→ SET EXERCISE:
Reproduce all entries word for word.

[Dataset entries]
┏━━
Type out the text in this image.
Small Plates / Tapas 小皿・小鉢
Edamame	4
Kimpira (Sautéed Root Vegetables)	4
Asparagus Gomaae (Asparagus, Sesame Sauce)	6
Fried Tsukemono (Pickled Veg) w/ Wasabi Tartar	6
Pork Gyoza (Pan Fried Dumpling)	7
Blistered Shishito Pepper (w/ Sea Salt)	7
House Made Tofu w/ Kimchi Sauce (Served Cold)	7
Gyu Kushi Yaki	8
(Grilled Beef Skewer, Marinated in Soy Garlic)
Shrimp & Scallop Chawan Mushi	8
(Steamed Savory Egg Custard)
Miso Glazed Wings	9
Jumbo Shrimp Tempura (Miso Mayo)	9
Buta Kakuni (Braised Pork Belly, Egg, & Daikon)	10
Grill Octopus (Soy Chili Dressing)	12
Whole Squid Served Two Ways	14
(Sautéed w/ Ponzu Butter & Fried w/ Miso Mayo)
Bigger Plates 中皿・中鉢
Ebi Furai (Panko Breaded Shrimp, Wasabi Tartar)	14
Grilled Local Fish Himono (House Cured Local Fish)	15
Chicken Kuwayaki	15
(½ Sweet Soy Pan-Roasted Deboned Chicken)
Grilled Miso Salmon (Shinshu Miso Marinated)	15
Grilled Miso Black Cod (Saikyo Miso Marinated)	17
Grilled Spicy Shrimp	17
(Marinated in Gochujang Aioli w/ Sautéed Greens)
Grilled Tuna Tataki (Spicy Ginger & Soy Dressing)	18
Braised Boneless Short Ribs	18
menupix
┗━━
→ ANSWER IN FULL:
Type out the text in this image.
Small Plates / Tapas 小皿・小鉢
Edamame	4
Kimpira (Sautéed Root Vegetables)	4
Asparagus Gomaae (Asparagus, Sesame Sauce)	6
Fried Tsukemono (Pickled Veg) w/ Wasabi Tartar	6
Pork Gyoza (Pan Fried Dumpling)	7
Blistered Shishito Pepper (w/ Sea Salt)	7
House Made Tofu w/ Kimchi Sauce (Served Cold)	7
Gyu Kushi Yaki	8
(Grilled Beef Skewer, Marinated in Soy Garlic)
Shrimp & Scallop Chawan Mushi	8
(Steamed Savory Egg Custard)
Miso Glazed Wings	9
Jumbo Shrimp Tempura (Miso Mayo)	9
Buta Kakuni (Braised Pork Belly, Egg, & Daikon)	10
Grill Octopus (Soy Chili Dressing)	12
Whole Squid Served Two Ways	14
(Sautéed w/ Ponzu Butter & Fried w/ Miso Mayo)
Bigger Plates 中皿・中鉢
Ebi Furai (Panko Breaded Shrimp, Wasabi Tartar)	14
Grilled Local Fish Himono (House Cured Local Fish)	15
Chicken Kuwayaki	15
(½ Sweet Soy Pan-Roasted Deboned Chicken)
Grilled Miso Salmon (Shinshu Miso Marinated)	15
Grilled Miso Black Cod (Saikyo Miso Marinated)	17
Grilled Spicy Shrimp	17
(Marinated in Gochujang Aioli w/ Sautéed Greens)
Grilled Tuna Tataki (Spicy Ginger & Soy Dressing)	18
Braised Boneless Short Ribs	18
menupix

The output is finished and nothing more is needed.